TASK BRIEF: Select all lines holding the word "this" from the entries that follow.

SUPPLIED INFORMATION:
————
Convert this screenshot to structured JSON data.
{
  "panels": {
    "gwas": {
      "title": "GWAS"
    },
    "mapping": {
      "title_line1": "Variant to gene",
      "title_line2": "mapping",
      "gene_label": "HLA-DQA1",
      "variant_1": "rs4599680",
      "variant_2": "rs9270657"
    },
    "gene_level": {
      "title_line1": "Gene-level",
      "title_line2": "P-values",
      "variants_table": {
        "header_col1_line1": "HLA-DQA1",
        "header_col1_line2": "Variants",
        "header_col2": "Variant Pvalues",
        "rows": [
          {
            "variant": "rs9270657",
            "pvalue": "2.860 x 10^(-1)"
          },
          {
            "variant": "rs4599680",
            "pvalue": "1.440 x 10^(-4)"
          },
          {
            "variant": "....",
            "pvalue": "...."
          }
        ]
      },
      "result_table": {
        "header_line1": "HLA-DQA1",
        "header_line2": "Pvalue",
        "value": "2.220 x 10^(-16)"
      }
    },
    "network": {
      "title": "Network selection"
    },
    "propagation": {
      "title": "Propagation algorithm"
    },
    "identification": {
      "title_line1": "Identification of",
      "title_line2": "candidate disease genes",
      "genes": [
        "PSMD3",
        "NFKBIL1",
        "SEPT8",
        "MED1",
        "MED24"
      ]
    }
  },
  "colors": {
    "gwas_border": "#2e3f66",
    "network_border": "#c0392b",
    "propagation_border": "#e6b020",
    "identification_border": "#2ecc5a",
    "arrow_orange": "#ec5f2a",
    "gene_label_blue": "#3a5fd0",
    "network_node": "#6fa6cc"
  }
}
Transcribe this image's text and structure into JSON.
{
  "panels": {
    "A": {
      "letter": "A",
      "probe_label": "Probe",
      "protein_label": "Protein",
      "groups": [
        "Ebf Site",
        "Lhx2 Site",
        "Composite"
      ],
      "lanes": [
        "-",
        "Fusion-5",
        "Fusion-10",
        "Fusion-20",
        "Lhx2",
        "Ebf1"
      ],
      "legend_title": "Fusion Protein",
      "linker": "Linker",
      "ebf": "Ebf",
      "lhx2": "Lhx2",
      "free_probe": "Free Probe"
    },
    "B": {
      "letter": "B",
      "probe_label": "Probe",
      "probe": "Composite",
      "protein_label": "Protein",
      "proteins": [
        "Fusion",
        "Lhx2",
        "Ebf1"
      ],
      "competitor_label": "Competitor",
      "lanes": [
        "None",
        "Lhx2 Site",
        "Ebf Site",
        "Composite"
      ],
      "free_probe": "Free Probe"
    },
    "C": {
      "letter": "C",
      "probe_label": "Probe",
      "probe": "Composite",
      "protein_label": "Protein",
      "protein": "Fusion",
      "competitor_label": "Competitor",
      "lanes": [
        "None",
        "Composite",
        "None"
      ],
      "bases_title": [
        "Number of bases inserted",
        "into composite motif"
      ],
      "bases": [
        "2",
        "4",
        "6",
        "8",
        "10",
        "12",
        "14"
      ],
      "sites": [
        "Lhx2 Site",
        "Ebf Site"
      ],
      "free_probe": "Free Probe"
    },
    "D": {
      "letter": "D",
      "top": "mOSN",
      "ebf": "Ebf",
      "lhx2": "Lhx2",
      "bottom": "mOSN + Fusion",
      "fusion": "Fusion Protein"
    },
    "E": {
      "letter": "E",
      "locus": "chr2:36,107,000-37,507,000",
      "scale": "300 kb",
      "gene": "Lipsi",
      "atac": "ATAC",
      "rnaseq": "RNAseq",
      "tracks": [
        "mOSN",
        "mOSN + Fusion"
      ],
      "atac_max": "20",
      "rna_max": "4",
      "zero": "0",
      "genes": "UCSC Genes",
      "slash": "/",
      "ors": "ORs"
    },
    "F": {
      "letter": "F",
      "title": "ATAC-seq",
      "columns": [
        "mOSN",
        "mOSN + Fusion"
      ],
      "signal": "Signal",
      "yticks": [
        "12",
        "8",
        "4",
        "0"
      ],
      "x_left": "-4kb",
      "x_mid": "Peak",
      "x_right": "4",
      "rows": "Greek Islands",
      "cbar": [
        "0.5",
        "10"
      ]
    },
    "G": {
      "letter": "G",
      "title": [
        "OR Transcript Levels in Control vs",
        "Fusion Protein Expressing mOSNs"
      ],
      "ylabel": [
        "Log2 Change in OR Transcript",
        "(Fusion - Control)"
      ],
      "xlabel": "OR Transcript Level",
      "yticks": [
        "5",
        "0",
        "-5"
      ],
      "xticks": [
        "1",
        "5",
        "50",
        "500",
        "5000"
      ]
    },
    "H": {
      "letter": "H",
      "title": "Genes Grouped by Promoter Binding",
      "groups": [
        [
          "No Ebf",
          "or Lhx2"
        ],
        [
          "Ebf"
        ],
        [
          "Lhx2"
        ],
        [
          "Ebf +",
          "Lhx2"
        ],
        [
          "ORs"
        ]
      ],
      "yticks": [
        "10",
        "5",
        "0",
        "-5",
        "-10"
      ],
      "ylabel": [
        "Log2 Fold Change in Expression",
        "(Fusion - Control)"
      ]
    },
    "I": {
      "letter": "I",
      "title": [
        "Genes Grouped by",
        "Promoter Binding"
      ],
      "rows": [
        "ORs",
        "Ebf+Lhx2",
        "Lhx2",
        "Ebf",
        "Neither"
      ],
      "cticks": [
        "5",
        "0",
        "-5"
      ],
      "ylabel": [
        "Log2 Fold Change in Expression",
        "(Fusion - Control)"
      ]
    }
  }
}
————
REPLY TO THE TASK:
Convert this screenshot to structured JSON data.
Transcribe this image's text and structure into JSON.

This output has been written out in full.